**Exercise requirements**. Review the material and extract every line in which the word "Kanäle" occurs.

**Entries provided**.
◆ ◆ ◆ ◆ ◆

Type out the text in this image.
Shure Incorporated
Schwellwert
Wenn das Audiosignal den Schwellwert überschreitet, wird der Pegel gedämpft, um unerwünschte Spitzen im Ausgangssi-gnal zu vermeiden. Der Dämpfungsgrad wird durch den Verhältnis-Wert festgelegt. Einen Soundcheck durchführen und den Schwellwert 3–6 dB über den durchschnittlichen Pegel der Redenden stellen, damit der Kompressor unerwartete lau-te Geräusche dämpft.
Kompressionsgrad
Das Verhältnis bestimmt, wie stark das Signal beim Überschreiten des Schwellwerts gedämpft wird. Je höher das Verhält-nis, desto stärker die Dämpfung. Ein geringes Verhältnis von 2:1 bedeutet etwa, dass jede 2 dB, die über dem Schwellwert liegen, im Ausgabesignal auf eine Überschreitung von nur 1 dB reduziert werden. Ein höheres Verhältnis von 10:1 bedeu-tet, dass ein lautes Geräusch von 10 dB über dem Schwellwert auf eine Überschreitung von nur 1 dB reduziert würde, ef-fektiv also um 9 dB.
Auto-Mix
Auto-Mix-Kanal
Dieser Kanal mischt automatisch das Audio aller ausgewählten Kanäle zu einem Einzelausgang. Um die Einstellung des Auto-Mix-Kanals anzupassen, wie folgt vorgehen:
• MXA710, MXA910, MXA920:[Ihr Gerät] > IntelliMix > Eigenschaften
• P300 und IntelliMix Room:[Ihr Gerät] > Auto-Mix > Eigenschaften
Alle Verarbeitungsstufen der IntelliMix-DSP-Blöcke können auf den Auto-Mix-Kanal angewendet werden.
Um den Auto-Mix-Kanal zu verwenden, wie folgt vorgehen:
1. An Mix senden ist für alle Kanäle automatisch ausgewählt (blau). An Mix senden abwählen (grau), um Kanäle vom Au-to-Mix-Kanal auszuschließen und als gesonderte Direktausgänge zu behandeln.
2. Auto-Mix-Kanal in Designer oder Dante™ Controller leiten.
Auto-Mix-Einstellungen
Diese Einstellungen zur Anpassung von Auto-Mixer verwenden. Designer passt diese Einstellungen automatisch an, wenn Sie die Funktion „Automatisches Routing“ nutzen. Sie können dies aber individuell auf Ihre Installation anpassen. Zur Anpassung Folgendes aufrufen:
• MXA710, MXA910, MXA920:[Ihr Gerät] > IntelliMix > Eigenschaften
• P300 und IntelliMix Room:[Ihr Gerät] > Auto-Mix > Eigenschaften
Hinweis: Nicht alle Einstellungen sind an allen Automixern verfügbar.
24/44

◆ ◆ ◆ ◆ ◆

**Task solution**.
Dieser Kanal mischt automatisch das Audio aller ausgewählten Kanäle zu einem Einzelausgang. Um die Einstellung des Auto-Mix-Kanals anzupassen, wie folgt vorgehen:
1. An Mix senden ist für alle Kanäle automatisch ausgewählt (blau). An Mix senden abwählen (grau), um Kanäle vom Au-to-Mix-Kanal auszuschließen und als gesonderte Direktausgänge zu behandeln.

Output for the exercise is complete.